→ **PROBLEM**
Show every line that has the string "Lõpeta" in it.

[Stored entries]
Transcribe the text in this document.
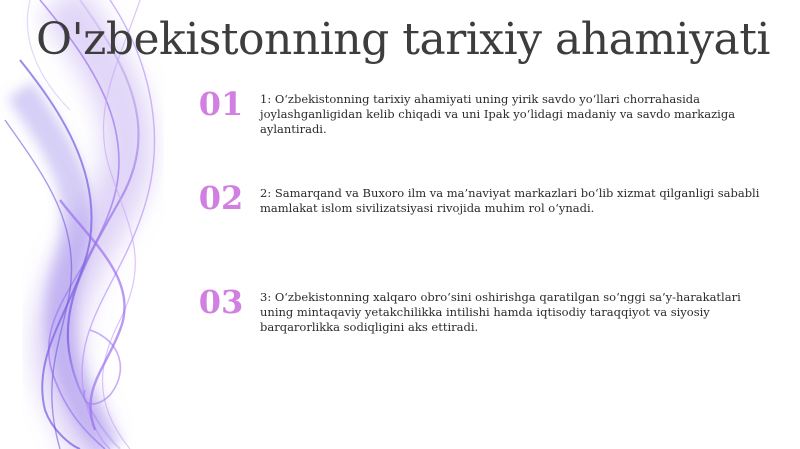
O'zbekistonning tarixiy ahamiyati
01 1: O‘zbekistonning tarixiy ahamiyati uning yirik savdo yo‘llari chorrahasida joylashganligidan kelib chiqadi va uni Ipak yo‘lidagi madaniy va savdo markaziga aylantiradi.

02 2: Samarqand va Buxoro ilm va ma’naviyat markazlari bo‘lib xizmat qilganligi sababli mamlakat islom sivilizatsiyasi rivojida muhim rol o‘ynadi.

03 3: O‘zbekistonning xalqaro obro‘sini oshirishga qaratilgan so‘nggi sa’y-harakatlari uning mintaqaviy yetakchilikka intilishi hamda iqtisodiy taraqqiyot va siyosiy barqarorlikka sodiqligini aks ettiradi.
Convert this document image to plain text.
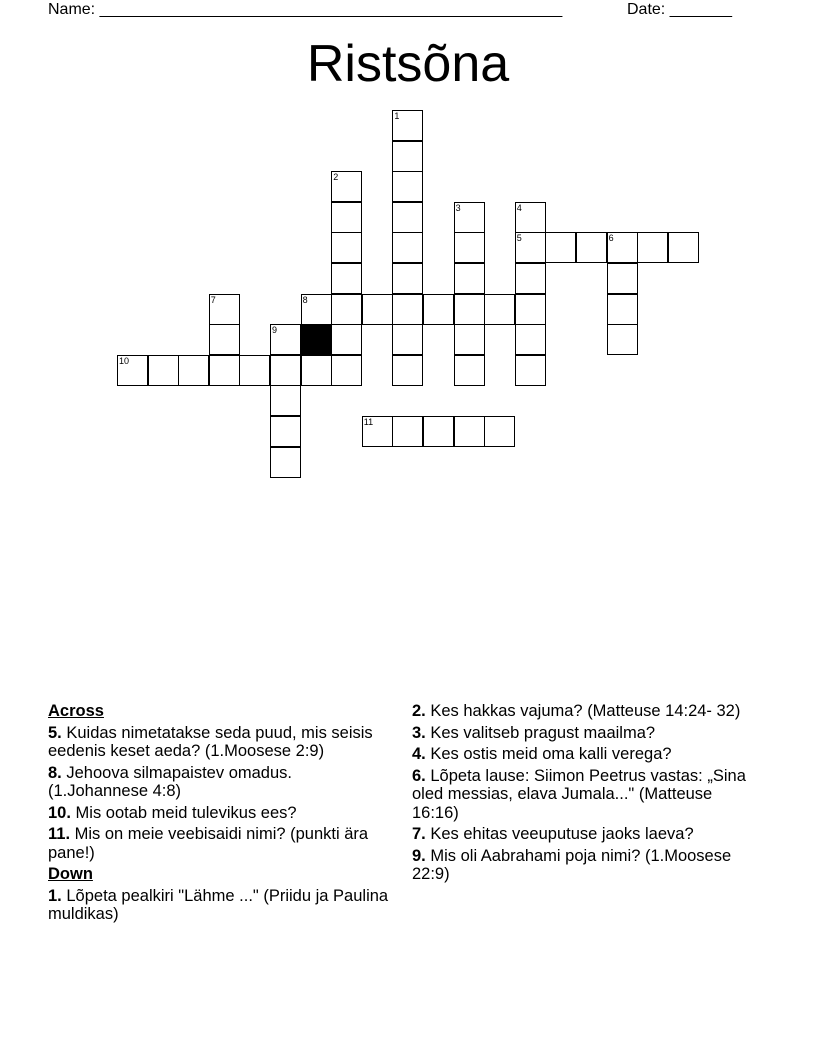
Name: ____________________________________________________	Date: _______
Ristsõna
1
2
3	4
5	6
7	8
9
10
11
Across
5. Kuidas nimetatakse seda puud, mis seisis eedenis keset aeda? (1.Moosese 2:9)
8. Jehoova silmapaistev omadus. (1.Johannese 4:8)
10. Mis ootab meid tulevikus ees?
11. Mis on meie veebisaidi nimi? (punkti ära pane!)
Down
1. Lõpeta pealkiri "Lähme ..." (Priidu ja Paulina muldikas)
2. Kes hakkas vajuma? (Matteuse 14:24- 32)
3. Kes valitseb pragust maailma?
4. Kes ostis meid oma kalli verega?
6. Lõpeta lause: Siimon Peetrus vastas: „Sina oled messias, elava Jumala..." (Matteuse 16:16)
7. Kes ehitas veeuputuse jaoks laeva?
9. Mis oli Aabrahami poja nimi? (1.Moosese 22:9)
---
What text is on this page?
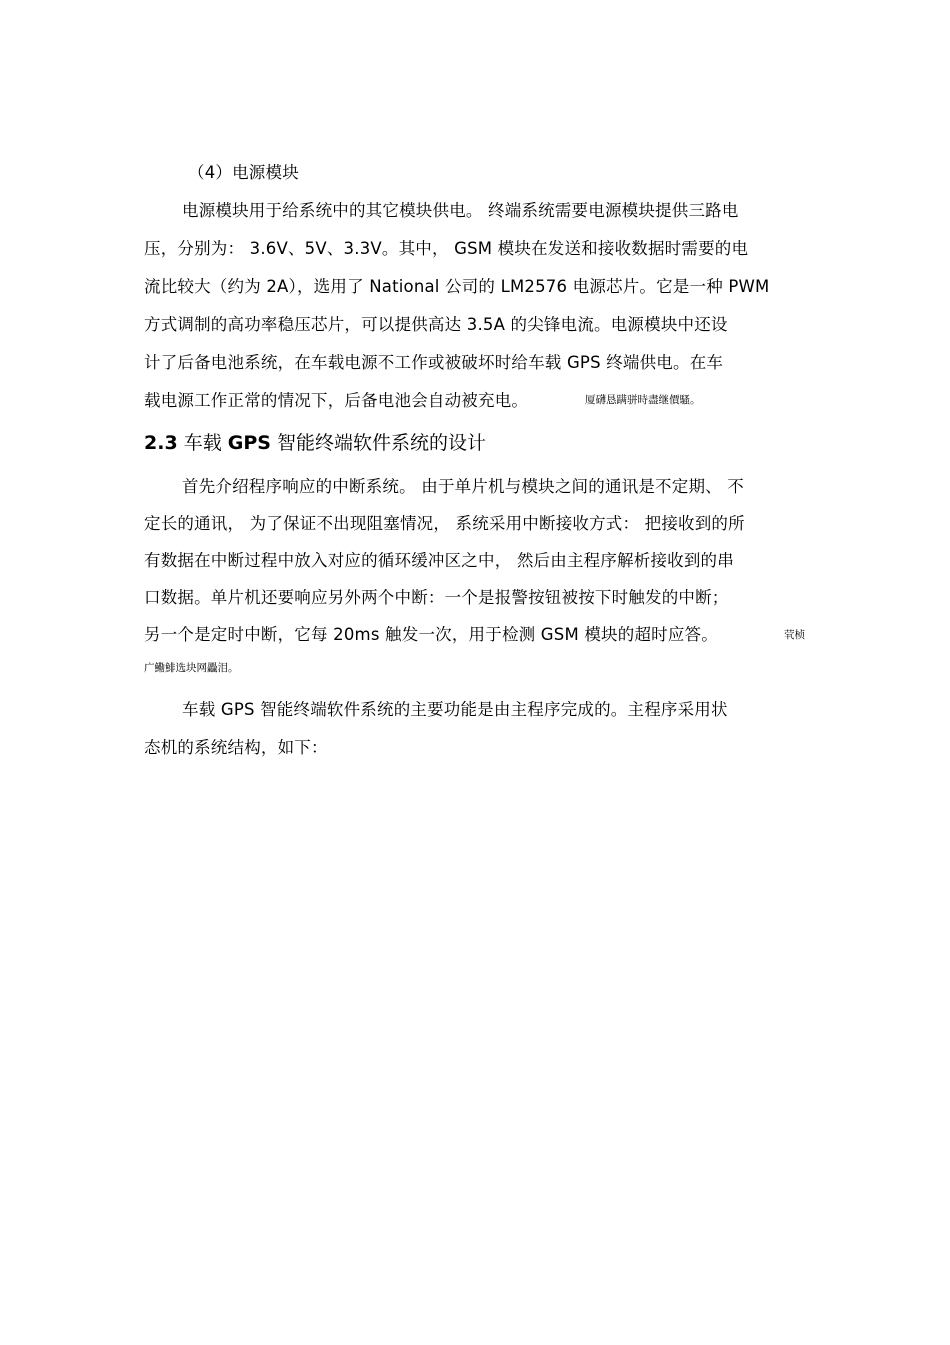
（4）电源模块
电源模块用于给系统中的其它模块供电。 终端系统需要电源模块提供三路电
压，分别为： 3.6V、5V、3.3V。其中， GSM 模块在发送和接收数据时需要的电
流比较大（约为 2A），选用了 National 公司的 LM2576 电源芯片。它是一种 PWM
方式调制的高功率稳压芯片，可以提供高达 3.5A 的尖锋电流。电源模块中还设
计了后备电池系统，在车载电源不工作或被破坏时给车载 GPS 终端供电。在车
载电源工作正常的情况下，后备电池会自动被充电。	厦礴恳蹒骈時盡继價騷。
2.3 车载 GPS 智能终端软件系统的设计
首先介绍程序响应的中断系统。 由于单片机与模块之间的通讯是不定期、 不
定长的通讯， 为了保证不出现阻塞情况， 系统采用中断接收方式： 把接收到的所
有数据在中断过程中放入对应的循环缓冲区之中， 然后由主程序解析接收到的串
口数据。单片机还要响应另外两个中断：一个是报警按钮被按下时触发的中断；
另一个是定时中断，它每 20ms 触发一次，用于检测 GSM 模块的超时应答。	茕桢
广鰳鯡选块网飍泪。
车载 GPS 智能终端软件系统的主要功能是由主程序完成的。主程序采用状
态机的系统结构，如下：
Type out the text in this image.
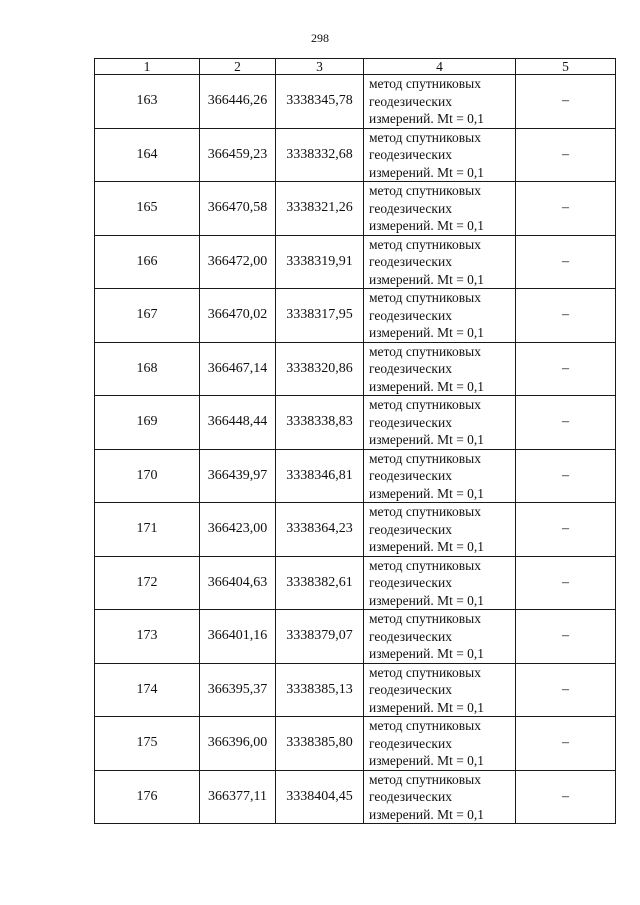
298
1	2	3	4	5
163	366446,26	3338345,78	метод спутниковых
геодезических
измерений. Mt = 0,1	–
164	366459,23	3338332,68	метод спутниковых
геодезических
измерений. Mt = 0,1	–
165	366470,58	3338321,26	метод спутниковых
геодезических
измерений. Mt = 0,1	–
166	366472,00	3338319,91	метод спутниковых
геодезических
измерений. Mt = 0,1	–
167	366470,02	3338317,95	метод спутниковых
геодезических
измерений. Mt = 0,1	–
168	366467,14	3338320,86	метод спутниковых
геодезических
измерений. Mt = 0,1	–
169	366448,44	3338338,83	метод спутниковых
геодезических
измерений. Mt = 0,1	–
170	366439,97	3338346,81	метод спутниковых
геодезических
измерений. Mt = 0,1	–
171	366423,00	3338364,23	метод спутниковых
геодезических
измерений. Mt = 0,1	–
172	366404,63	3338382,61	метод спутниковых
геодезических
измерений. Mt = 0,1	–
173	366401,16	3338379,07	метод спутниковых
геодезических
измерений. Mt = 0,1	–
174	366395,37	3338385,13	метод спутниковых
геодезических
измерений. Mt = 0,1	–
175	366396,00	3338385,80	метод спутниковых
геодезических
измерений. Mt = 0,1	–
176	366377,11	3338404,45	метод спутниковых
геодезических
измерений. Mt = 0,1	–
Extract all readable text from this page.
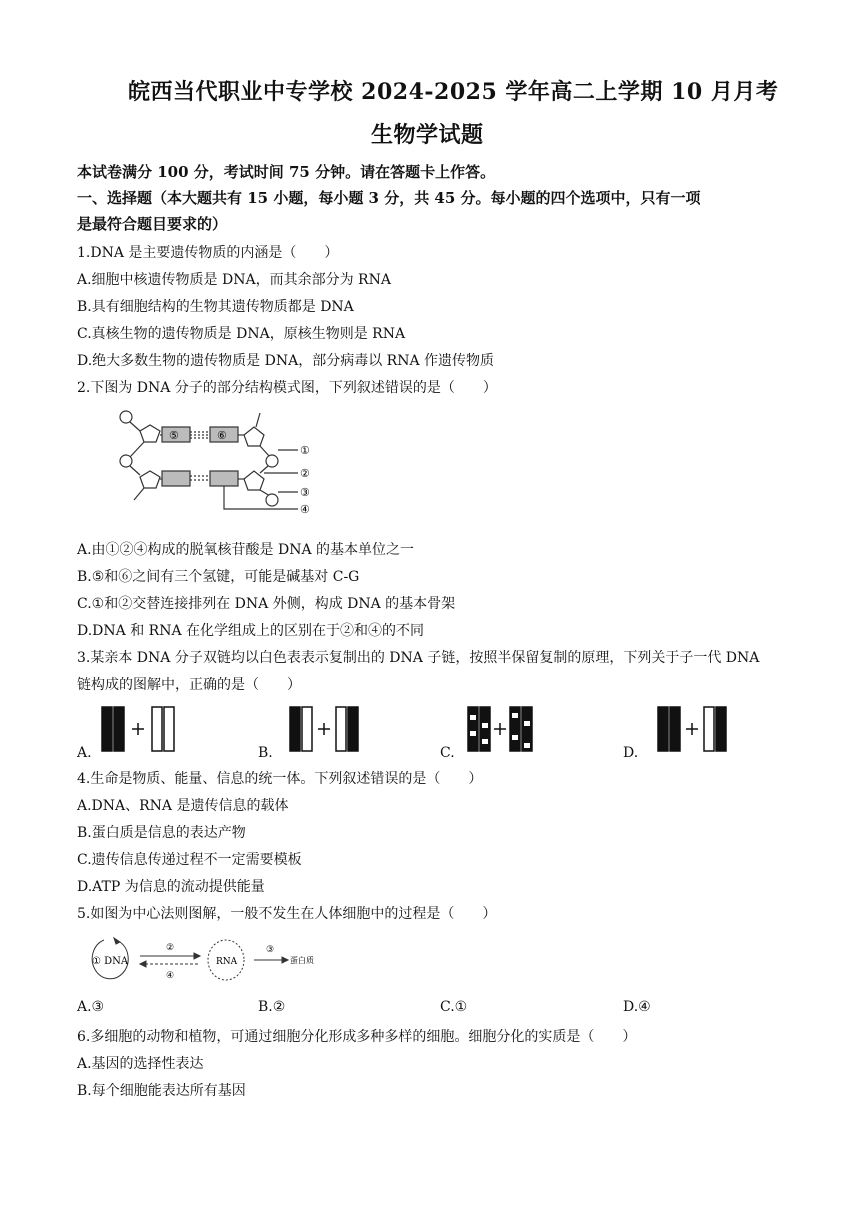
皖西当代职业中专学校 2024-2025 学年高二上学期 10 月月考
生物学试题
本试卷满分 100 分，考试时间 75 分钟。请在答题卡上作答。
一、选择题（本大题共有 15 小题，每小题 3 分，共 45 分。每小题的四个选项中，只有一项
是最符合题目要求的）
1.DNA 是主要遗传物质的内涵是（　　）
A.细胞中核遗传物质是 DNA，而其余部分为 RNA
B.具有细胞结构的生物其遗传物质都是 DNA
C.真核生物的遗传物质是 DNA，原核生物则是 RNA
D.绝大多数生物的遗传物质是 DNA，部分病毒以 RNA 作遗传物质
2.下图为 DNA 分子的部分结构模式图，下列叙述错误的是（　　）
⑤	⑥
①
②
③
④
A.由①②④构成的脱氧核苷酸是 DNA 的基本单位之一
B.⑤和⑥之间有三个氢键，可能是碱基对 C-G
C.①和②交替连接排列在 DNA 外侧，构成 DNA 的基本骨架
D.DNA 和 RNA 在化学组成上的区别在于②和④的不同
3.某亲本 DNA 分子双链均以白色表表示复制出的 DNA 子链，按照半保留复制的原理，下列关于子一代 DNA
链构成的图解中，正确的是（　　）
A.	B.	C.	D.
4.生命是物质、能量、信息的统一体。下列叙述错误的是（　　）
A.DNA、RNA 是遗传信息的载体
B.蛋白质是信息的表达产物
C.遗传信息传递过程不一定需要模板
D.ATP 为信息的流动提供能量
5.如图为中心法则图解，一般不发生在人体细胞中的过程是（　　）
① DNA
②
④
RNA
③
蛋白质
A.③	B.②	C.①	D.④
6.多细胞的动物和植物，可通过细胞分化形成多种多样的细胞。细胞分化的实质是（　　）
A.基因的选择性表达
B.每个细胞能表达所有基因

→ **WRITTEN RESPONSE**
1. Lõpeta pealkiri "Lähme ..." (Priidu ja Paulina muldikas)
6. Lõpeta lause: Siimon Peetrus vastas: „Sina oled messias, elava Jumala..." (Matteuse 16:16)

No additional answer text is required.